Listings of elements and regions
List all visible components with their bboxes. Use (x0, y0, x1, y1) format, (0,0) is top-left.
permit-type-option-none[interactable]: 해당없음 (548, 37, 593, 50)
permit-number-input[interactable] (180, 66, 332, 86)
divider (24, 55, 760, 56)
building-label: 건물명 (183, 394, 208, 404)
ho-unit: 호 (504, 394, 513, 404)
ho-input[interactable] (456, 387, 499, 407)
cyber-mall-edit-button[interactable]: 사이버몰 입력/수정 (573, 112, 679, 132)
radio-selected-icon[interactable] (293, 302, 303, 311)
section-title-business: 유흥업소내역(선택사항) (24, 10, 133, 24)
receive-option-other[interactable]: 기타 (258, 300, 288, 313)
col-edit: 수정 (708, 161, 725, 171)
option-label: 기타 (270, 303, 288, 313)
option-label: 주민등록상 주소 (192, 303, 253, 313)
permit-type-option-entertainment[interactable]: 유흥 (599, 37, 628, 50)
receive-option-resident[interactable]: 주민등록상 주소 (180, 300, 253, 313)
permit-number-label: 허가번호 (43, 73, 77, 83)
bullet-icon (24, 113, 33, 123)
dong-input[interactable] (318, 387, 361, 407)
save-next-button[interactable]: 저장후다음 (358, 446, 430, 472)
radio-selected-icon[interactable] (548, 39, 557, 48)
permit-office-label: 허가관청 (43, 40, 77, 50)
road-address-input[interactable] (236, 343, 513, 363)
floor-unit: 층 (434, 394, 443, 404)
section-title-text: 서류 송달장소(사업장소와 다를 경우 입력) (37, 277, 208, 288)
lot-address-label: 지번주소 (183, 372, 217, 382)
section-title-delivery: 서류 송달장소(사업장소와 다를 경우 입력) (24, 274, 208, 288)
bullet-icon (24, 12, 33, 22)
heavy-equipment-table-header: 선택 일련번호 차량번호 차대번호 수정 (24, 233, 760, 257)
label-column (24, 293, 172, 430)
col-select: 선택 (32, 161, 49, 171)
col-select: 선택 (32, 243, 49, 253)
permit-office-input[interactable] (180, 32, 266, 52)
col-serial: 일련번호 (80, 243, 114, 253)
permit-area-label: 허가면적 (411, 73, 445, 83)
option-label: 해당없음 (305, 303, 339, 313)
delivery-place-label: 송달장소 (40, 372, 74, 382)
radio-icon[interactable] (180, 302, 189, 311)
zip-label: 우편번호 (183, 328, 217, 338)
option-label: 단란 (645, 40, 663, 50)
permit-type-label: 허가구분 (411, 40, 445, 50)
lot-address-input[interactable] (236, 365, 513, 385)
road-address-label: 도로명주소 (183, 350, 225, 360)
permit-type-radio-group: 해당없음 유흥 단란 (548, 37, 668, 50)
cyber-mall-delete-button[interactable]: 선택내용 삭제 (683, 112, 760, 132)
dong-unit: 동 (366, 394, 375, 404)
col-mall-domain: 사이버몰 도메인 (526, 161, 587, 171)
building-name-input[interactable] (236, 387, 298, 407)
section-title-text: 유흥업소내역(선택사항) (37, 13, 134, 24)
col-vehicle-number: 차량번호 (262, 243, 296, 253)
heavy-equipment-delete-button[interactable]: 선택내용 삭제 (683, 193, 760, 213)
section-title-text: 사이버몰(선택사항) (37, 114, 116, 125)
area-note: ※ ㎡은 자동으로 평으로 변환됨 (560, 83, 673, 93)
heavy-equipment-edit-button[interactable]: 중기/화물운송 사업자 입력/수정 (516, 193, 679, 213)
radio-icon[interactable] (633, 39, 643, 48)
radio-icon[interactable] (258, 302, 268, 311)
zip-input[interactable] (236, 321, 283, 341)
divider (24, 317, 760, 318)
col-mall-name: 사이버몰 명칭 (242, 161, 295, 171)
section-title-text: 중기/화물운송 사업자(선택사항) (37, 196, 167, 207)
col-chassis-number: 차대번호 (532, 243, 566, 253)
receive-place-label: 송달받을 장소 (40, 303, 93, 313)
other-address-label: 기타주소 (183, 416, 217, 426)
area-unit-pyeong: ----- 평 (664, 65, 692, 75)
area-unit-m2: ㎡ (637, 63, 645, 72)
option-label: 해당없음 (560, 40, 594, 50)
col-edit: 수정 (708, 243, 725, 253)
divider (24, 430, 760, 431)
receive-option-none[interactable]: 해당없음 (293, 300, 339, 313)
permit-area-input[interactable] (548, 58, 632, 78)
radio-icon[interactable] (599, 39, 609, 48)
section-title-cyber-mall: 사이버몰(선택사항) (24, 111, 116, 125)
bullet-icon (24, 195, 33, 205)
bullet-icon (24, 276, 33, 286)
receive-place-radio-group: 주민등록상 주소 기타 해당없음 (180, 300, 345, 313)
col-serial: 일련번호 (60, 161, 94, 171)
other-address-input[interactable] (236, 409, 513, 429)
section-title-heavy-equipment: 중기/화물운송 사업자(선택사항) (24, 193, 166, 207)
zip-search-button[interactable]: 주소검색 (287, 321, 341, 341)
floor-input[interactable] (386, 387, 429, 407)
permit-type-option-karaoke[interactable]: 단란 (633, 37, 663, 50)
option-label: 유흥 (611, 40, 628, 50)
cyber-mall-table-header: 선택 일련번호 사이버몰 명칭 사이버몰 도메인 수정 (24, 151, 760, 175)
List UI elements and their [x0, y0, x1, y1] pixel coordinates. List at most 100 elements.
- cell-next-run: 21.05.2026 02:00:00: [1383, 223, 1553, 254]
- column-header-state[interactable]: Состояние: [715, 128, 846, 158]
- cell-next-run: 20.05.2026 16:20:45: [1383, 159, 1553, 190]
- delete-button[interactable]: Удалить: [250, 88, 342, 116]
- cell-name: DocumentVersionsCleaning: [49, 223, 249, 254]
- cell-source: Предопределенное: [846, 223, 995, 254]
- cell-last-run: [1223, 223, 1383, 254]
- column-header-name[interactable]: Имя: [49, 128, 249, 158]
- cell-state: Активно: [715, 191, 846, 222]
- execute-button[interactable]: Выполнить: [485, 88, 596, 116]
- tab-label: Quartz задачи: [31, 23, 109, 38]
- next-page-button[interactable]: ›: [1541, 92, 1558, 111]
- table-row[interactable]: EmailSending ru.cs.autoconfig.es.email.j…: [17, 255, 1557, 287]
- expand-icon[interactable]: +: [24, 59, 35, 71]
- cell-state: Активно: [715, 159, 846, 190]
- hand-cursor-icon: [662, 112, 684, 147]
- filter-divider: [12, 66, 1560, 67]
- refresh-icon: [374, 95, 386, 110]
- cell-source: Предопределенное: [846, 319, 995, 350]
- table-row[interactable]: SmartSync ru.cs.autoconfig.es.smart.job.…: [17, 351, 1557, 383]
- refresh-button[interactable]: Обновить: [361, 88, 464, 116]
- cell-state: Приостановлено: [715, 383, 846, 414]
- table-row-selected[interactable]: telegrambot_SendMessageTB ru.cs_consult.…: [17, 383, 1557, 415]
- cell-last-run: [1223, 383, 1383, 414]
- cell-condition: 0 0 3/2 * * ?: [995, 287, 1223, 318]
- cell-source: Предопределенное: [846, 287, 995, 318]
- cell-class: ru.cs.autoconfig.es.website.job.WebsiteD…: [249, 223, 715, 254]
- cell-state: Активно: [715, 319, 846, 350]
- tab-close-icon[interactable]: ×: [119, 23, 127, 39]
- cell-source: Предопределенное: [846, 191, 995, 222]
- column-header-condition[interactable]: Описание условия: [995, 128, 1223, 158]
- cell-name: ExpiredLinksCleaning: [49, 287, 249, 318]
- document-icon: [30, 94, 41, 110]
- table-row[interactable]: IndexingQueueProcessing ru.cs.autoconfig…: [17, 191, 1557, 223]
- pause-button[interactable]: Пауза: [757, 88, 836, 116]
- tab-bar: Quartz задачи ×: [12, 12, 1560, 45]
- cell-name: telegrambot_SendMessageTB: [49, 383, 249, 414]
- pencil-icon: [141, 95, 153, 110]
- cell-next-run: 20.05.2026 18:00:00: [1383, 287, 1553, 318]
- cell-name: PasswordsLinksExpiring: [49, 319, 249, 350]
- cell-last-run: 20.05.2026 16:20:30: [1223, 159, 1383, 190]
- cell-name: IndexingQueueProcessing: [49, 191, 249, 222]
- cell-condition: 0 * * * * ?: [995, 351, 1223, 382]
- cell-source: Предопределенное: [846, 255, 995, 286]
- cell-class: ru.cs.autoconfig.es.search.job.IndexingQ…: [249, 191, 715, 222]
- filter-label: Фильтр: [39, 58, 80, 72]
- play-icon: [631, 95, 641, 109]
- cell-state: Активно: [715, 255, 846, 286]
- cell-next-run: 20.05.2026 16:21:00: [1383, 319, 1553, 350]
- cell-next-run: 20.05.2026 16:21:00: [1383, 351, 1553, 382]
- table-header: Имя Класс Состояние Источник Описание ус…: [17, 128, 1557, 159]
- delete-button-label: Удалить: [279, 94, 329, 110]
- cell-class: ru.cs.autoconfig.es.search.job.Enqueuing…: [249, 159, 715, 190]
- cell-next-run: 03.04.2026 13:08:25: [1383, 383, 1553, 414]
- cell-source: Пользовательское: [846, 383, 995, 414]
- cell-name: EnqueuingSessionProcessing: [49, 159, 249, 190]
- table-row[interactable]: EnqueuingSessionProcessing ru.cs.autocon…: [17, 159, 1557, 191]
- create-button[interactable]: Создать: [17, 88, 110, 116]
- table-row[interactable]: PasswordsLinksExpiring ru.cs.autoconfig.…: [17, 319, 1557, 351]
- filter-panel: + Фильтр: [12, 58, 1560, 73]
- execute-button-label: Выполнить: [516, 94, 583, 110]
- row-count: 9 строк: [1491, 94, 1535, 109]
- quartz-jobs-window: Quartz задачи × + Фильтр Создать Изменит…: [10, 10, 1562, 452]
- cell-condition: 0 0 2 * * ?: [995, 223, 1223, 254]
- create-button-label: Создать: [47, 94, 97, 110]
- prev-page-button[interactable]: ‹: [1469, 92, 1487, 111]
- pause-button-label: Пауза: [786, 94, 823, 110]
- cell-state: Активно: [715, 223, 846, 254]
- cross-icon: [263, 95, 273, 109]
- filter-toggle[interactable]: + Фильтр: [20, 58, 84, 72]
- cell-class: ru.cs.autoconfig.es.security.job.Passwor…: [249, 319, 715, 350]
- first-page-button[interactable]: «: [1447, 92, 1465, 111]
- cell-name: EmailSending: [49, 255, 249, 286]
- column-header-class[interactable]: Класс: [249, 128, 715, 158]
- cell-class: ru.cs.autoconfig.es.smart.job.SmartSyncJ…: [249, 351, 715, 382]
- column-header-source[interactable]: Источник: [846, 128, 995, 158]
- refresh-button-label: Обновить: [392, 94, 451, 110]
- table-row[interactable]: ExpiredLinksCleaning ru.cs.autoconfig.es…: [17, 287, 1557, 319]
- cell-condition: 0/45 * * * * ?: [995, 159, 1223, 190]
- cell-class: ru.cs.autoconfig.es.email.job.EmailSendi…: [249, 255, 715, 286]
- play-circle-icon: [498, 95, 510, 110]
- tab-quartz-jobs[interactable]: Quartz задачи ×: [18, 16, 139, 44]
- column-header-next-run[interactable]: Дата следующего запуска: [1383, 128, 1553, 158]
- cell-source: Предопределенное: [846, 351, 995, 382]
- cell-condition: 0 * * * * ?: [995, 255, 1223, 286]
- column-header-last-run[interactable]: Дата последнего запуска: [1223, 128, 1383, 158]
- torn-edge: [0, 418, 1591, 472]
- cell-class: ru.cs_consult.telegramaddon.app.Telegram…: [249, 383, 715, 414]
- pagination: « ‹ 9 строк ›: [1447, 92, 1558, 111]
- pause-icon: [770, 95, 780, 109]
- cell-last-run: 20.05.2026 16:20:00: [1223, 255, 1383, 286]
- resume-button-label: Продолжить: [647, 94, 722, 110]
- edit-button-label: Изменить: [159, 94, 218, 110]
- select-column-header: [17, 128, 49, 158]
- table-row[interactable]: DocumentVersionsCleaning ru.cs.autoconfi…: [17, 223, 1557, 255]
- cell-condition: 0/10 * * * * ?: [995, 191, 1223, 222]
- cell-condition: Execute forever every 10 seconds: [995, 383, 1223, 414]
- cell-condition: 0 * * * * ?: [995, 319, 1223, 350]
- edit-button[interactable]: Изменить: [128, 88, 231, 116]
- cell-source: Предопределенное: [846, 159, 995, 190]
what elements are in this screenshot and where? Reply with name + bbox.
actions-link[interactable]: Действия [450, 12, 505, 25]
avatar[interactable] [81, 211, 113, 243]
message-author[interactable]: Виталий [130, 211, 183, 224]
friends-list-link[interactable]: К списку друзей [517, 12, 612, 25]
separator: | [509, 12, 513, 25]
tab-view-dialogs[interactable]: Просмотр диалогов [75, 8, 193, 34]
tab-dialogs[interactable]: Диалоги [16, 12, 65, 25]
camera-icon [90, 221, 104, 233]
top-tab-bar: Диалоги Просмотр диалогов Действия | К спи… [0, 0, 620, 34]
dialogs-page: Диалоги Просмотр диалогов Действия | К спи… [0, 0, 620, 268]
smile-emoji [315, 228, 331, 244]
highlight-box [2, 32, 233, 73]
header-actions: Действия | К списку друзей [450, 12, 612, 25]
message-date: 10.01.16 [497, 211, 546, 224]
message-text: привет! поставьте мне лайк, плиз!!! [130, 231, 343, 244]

▶ **JOB**:
Which lines in the entries above contain the string "refresh"? Show each of those lines in full.

▶ **RESPONSE TO THE EXERCISE**:
- refresh-icon: [374, 95, 386, 110]
- refresh-button[interactable]: Обновить: [361, 88, 464, 116]
- refresh-button-label: Обновить: [392, 94, 451, 110]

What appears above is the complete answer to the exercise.